> Exercise instructions
Reproduce the records from the start through the line containing "staticText: Service <box>426", swapping "Upload" for "Download" and changing nothing else.

[A run of records]
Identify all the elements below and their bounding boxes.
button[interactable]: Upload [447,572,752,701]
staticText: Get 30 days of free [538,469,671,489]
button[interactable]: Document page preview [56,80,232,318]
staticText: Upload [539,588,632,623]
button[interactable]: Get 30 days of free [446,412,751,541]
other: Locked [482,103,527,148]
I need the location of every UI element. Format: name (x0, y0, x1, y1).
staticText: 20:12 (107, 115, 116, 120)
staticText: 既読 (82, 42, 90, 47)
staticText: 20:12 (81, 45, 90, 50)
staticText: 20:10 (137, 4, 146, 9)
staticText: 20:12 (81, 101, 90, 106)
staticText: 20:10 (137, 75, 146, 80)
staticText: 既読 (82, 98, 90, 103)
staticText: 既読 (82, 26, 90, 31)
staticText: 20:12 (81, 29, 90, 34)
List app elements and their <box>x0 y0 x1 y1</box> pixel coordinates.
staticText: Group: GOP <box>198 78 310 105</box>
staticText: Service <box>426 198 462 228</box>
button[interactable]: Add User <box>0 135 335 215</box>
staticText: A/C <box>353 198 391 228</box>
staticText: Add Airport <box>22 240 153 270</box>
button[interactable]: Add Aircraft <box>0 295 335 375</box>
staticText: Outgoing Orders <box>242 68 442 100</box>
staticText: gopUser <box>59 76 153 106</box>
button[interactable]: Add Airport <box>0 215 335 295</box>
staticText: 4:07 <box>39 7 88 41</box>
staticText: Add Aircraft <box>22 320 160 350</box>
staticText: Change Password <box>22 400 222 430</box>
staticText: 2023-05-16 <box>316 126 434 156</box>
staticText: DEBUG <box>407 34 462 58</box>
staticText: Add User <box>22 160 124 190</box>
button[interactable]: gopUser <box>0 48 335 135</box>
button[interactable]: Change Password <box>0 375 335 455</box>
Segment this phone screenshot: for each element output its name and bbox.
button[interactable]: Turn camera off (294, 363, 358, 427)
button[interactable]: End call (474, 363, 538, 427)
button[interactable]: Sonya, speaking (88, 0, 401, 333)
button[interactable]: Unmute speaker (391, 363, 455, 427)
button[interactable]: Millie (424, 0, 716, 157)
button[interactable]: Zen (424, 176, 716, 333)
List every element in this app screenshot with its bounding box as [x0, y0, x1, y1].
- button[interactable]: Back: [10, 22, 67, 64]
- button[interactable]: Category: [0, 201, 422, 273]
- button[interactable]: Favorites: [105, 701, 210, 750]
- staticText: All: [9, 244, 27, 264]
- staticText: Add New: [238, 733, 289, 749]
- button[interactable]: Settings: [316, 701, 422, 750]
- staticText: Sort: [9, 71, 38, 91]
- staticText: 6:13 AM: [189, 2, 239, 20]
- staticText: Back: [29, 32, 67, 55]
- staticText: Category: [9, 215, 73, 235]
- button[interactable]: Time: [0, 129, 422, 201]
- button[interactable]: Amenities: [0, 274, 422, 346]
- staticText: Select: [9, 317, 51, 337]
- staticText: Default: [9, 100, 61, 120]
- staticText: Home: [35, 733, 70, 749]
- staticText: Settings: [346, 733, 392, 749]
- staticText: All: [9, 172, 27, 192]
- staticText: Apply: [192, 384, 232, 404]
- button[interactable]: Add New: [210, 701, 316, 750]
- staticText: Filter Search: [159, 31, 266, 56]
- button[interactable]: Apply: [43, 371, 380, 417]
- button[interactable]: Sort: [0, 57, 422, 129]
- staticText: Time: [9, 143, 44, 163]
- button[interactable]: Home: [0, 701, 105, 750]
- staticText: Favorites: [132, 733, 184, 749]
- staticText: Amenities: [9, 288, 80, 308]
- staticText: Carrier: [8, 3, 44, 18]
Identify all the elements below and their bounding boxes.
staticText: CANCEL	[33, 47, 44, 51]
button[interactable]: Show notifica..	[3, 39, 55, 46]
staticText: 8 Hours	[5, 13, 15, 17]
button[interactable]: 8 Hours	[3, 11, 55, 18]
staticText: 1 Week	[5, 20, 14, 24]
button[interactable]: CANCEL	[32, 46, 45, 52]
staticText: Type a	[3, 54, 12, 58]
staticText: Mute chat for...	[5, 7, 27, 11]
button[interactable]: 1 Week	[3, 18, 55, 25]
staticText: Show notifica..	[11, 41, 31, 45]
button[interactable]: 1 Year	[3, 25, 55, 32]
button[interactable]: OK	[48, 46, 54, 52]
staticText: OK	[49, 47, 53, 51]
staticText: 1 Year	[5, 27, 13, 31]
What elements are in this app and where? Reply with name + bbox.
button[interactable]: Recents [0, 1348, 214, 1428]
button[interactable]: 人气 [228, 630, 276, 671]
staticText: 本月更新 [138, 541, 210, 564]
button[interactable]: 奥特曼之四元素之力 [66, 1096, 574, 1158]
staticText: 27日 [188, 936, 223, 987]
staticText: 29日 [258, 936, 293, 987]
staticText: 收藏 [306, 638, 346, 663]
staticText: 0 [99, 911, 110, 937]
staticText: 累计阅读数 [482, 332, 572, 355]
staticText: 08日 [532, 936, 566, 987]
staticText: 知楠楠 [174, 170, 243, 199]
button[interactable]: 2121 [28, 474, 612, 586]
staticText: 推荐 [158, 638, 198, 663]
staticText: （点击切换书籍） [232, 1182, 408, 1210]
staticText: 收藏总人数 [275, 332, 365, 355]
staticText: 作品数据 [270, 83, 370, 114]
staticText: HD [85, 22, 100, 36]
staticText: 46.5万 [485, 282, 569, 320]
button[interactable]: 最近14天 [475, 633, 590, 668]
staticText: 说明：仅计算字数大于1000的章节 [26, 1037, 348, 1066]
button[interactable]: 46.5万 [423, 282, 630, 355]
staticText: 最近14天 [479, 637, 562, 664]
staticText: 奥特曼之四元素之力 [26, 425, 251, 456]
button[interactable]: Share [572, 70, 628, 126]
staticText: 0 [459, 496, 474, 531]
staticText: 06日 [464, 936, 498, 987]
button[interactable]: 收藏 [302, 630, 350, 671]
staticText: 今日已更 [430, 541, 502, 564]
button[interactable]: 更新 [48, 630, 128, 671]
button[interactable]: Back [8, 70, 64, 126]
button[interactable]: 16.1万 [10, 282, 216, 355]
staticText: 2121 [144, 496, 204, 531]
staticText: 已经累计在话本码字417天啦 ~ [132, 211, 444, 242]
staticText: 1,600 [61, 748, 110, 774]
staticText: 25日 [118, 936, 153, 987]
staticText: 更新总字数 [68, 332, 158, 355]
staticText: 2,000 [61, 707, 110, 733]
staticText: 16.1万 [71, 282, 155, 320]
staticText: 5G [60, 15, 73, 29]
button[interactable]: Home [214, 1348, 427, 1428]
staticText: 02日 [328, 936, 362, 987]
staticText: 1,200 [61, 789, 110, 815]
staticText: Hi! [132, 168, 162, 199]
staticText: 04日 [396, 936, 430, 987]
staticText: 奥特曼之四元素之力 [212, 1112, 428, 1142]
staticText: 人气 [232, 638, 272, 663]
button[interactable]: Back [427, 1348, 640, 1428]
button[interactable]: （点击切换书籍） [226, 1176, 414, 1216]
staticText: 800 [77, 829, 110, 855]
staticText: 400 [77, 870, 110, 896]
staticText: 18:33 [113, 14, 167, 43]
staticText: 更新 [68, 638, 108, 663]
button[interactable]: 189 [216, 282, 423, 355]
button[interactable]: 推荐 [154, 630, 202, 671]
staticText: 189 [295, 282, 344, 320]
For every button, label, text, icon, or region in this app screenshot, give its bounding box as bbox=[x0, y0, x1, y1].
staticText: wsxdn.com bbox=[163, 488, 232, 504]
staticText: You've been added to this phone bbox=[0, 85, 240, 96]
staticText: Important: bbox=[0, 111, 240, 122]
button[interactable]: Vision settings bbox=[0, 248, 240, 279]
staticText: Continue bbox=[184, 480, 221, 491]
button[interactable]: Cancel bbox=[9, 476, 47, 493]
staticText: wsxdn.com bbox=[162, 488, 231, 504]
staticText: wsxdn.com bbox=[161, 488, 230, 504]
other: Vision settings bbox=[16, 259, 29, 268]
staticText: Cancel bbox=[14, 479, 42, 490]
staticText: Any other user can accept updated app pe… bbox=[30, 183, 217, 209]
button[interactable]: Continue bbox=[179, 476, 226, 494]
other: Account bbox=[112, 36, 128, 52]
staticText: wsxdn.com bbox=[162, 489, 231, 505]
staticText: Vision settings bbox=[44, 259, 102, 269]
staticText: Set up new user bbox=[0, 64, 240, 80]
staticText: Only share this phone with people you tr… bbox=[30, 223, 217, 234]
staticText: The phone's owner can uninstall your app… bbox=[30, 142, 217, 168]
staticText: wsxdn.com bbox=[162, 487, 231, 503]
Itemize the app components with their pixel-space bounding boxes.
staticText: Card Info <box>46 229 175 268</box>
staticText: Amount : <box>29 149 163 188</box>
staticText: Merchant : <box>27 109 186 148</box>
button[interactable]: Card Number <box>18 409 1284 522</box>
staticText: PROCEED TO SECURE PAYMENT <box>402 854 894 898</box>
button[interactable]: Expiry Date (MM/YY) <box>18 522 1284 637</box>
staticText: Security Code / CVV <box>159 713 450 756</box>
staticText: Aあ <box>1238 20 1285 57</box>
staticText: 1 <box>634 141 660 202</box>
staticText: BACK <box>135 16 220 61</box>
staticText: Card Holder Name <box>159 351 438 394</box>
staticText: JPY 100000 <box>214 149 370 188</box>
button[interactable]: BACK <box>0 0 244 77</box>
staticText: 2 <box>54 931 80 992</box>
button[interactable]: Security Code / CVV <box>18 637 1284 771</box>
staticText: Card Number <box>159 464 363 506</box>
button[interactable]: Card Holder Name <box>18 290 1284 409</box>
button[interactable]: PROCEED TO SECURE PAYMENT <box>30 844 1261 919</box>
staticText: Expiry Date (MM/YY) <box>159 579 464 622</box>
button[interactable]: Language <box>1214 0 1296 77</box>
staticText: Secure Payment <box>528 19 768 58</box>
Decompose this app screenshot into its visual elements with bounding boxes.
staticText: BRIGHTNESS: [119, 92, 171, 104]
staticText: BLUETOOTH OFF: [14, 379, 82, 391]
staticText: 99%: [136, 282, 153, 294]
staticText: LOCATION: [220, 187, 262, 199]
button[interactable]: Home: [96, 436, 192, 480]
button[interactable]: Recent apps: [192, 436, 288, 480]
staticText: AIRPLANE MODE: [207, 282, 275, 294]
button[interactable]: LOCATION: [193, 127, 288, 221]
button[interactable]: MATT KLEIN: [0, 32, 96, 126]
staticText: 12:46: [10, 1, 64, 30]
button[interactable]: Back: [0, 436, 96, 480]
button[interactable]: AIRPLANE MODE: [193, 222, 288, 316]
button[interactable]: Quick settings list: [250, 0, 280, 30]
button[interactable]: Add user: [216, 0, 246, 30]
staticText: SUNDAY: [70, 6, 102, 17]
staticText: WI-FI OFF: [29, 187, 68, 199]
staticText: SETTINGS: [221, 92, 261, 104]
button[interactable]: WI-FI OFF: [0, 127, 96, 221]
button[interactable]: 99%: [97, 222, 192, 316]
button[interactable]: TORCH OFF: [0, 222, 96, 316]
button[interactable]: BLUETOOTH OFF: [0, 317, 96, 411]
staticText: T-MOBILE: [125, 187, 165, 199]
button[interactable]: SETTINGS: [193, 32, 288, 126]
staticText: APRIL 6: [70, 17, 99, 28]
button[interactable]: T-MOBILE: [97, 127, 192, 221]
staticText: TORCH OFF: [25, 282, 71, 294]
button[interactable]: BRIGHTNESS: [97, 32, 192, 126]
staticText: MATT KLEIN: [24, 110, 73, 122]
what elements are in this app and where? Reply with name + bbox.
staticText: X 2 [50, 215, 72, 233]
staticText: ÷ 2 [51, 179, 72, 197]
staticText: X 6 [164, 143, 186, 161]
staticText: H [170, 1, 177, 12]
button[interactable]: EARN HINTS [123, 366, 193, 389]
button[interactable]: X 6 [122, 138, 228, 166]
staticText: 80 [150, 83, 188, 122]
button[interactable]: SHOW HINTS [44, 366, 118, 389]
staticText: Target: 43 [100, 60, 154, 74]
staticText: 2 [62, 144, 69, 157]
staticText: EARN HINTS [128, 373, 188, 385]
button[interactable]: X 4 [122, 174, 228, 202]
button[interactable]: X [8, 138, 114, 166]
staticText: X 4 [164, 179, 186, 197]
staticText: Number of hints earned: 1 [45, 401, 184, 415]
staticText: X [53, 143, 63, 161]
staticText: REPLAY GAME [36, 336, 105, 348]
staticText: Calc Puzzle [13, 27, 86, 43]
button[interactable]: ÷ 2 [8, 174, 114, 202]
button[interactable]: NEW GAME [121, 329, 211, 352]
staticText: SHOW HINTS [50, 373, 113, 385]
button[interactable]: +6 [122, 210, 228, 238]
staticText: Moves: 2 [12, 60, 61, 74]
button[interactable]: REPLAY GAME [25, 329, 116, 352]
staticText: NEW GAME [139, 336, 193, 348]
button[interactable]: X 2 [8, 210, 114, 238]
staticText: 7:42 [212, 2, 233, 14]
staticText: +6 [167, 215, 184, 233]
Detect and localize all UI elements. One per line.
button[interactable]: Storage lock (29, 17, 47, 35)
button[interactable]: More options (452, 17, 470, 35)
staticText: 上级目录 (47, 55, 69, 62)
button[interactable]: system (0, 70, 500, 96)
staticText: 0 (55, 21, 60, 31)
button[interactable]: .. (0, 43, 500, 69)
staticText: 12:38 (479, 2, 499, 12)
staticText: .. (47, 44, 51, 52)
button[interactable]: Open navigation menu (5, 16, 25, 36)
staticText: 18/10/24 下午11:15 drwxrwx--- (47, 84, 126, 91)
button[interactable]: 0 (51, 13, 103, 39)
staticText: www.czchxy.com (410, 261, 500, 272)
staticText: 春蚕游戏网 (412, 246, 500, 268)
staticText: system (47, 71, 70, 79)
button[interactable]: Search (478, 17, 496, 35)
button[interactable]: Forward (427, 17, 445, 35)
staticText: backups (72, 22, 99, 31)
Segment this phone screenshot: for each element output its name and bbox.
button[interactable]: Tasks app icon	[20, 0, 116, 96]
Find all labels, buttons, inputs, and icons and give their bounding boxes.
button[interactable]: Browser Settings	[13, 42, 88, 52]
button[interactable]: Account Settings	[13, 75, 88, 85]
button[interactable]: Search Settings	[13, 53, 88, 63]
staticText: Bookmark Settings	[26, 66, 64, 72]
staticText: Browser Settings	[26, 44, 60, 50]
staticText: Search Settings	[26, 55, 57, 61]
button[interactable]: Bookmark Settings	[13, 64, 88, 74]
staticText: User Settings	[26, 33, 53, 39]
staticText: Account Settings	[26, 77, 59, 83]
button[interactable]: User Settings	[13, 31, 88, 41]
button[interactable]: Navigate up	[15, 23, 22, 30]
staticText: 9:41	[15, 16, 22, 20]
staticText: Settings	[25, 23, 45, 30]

> Final result
Identify all the elements below and their bounding boxes.
button[interactable]: Download [447,572,752,701]
staticText: Get 30 days of free [538,469,671,489]
button[interactable]: Document page preview [56,80,232,318]
staticText: Download [539,588,632,623]
button[interactable]: Get 30 days of free [446,412,751,541]
other: Locked [482,103,527,148]
I need the location of every UI element. Format: name (x0, y0, x1, y1).
staticText: 20:12 (107, 115, 116, 120)
staticText: 既読 (82, 42, 90, 47)
staticText: 20:12 (81, 45, 90, 50)
staticText: 20:10 (137, 4, 146, 9)
staticText: 20:12 (81, 101, 90, 106)
staticText: 20:10 (137, 75, 146, 80)
staticText: 既読 (82, 98, 90, 103)
staticText: 既読 (82, 26, 90, 31)
staticText: 20:12 (81, 29, 90, 34)
List app elements and their <box>x0 y0 x1 y1</box> pixel coordinates.
staticText: Group: GOP <box>198 78 310 105</box>
staticText: Service <box>426 198 462 228</box>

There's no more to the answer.